▶ _Job_
Reproduce verbatim the items below, starting at the line that contains "I need the location" and ending at the line that contains "- phone-screen: [95, 508, 898, 1778]", with both of those lines included. Leave the pictures out of your answer.

::: Records to process :::

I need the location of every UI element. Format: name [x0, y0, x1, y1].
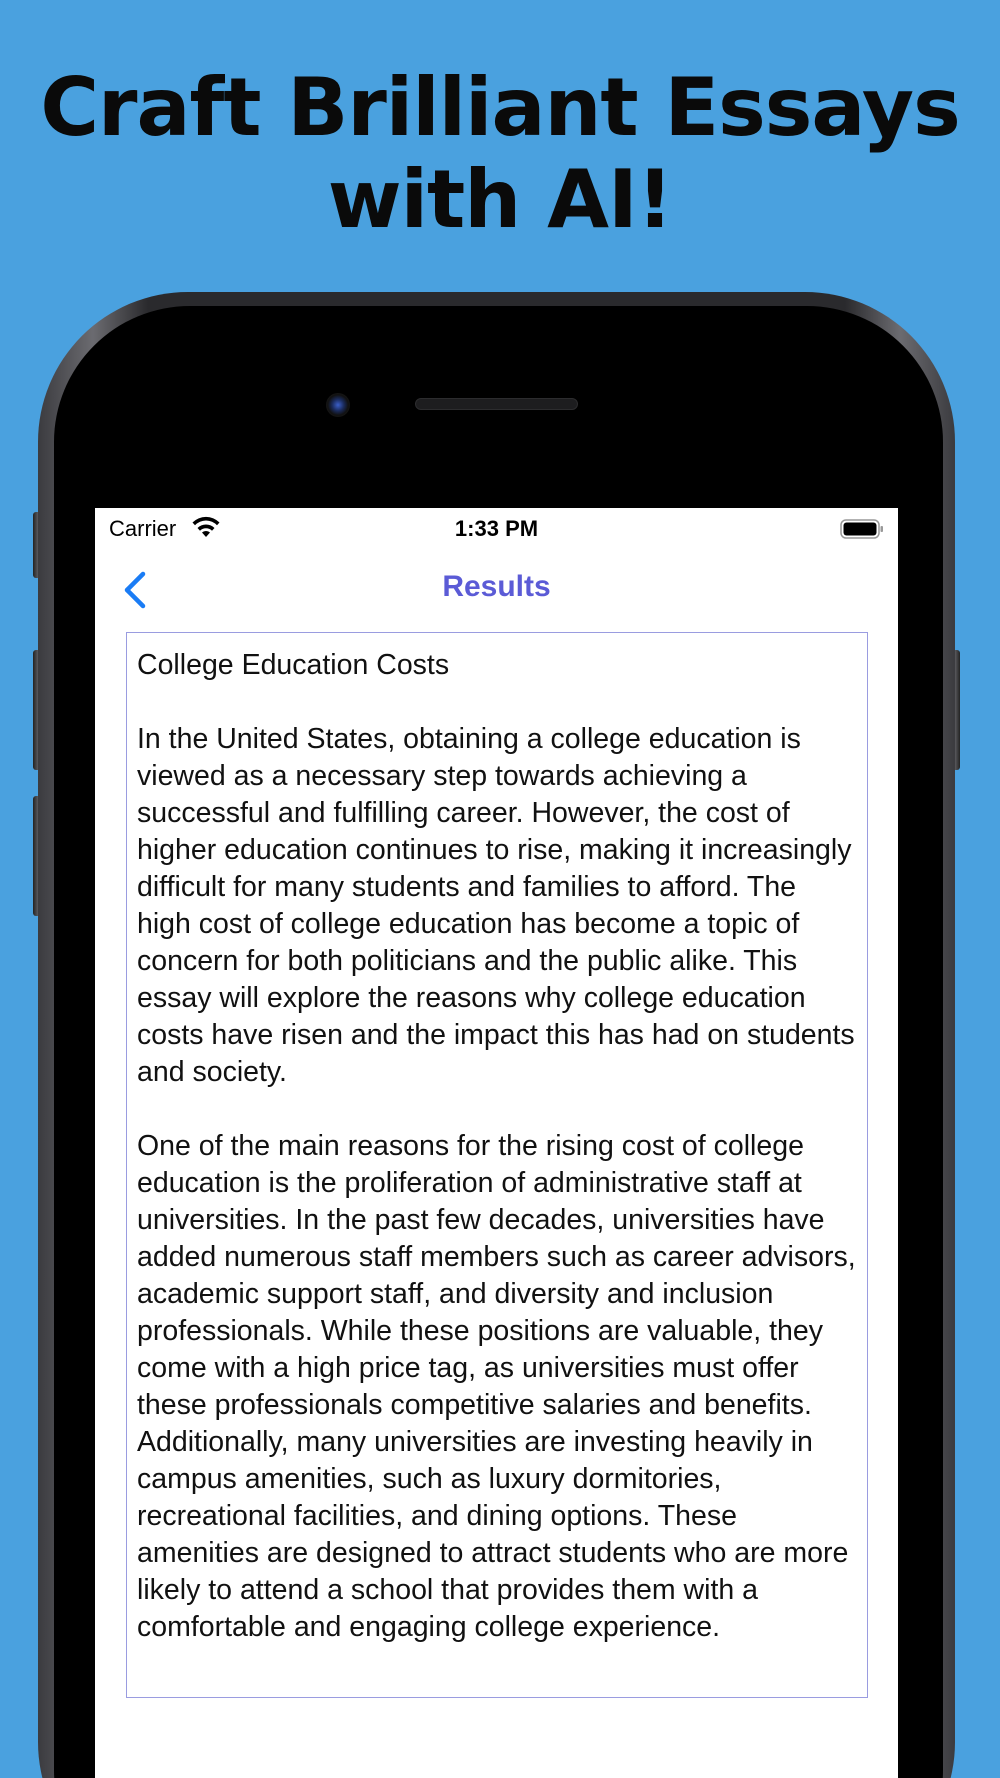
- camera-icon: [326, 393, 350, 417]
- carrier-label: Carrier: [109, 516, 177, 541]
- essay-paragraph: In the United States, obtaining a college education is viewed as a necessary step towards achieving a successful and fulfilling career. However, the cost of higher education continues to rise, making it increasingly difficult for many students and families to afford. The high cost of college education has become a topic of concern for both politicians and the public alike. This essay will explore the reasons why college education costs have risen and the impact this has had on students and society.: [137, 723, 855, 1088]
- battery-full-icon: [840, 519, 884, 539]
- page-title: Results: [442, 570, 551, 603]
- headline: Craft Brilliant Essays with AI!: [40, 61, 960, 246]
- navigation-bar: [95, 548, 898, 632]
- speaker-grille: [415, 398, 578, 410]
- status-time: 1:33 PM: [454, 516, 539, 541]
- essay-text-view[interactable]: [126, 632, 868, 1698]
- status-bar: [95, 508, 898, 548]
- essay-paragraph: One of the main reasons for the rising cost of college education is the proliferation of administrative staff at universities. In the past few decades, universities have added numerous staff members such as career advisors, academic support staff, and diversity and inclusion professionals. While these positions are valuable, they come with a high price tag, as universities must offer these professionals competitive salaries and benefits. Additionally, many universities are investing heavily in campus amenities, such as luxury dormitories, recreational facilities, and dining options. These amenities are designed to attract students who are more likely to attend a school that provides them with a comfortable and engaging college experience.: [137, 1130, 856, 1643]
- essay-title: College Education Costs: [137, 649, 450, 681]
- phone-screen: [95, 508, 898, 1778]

:::
::: Records to process :::

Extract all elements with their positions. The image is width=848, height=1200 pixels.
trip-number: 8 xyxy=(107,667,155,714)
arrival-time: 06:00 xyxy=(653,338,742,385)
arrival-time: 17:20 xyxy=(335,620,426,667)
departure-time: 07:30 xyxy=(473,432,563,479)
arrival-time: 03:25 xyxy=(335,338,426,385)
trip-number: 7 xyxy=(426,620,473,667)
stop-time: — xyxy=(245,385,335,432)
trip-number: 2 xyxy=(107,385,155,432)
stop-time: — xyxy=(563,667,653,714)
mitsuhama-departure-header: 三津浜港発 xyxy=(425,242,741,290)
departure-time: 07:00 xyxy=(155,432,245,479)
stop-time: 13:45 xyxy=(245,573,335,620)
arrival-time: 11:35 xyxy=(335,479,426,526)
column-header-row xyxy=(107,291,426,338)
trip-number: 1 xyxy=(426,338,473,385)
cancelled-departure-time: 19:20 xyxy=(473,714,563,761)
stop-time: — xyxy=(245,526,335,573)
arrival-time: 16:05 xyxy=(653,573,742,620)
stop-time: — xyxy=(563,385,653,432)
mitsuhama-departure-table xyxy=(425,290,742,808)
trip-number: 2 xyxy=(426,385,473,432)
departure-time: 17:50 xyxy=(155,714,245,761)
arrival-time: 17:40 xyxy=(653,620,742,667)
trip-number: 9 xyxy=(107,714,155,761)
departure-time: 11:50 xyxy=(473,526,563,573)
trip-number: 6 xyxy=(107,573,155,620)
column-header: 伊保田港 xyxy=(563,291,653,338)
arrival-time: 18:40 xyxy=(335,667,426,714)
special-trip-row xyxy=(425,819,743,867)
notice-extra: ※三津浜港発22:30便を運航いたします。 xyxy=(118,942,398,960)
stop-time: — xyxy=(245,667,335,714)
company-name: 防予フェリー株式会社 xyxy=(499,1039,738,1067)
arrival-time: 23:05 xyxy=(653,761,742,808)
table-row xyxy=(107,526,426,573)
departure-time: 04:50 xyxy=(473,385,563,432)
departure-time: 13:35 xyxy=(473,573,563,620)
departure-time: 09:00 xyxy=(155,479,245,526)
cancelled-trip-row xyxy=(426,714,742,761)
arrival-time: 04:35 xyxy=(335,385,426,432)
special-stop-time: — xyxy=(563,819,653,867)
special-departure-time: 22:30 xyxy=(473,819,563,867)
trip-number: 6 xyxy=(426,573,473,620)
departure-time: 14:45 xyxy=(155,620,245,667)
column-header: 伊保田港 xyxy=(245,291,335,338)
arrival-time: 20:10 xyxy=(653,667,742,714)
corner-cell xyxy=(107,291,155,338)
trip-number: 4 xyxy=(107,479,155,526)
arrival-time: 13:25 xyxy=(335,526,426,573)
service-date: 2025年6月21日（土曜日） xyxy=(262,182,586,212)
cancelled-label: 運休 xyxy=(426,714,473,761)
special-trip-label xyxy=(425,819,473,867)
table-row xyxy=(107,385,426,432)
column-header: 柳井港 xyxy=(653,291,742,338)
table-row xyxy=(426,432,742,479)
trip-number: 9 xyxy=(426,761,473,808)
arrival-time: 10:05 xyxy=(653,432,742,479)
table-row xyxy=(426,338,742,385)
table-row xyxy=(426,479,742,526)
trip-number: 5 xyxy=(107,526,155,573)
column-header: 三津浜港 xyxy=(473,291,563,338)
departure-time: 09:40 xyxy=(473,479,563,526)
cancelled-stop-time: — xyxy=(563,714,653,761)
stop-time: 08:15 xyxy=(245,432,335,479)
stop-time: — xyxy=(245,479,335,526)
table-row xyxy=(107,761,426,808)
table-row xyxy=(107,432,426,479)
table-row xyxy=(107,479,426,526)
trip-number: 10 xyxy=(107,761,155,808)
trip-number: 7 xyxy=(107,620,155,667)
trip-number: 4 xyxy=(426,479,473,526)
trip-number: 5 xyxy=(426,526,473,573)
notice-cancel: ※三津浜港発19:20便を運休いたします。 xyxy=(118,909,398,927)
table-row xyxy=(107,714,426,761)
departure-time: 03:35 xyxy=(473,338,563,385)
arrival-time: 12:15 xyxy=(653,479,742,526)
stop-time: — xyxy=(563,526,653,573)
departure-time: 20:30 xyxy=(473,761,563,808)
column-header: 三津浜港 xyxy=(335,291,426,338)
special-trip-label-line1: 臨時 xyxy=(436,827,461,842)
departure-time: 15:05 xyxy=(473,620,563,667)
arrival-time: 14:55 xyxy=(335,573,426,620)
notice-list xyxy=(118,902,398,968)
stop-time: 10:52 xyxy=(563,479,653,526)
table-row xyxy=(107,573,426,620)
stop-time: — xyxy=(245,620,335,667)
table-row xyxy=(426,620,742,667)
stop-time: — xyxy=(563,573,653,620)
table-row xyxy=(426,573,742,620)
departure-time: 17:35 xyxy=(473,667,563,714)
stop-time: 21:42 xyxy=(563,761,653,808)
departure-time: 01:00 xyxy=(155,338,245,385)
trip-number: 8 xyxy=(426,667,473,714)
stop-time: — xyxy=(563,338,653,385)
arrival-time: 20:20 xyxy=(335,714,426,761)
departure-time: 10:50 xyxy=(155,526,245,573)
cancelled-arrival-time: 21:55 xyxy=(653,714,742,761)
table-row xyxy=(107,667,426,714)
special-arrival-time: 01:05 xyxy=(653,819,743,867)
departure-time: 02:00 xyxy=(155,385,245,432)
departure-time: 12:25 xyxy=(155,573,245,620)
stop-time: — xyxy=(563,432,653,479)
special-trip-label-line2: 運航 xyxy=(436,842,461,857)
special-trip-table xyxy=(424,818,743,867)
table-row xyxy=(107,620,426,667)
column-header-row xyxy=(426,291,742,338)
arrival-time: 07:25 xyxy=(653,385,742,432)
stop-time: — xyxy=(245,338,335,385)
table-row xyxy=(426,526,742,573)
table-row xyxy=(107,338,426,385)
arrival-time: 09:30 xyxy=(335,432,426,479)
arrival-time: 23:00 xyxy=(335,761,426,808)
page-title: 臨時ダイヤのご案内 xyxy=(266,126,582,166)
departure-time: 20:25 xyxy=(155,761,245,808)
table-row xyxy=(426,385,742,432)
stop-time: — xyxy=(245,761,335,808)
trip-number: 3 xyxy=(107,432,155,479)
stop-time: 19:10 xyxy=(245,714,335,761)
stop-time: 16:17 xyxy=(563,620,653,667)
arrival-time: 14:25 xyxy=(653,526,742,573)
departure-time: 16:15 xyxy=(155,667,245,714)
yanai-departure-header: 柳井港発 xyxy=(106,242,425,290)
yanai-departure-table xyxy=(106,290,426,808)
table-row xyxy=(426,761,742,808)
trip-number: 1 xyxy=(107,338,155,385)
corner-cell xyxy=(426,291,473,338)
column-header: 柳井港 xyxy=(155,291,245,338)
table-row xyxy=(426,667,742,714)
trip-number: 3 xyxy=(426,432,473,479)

:::

▶ _Task answer_
I need the location of every UI element. Format: name [x0, y0, x1, y1].
- camera-icon: [326, 393, 350, 417]
- carrier-label: Carrier: [109, 516, 177, 541]
- essay-paragraph: In the United States, obtaining a college education is viewed as a necessary step towards achieving a successful and fulfilling career. However, the cost of higher education continues to rise, making it increasingly difficult for many students and families to afford. The high cost of college education has become a topic of concern for both politicians and the public alike. This essay will explore the reasons why college education costs have risen and the impact this has had on students and society.: [137, 723, 855, 1088]
- battery-full-icon: [840, 519, 884, 539]
- page-title: Results: [442, 570, 551, 603]
- headline: Craft Brilliant Essays with AI!: [40, 61, 960, 246]
- navigation-bar: [95, 548, 898, 632]
- speaker-grille: [415, 398, 578, 410]
- status-time: 1:33 PM: [454, 516, 539, 541]
- essay-text-view[interactable]: [126, 632, 868, 1698]
- status-bar: [95, 508, 898, 548]
- essay-paragraph: One of the main reasons for the rising cost of college education is the proliferation of administrative staff at universities. In the past few decades, universities have added numerous staff members such as career advisors, academic support staff, and diversity and inclusion professionals. While these positions are valuable, they come with a high price tag, as universities must offer these professionals competitive salaries and benefits. Additionally, many universities are investing heavily in campus amenities, such as luxury dormitories, recreational facilities, and dining options. These amenities are designed to attract students who are more likely to attend a school that provides them with a comfortable and engaging college experience.: [137, 1130, 856, 1643]
- essay-title: College Education Costs: [137, 649, 450, 681]
- phone-screen: [95, 508, 898, 1778]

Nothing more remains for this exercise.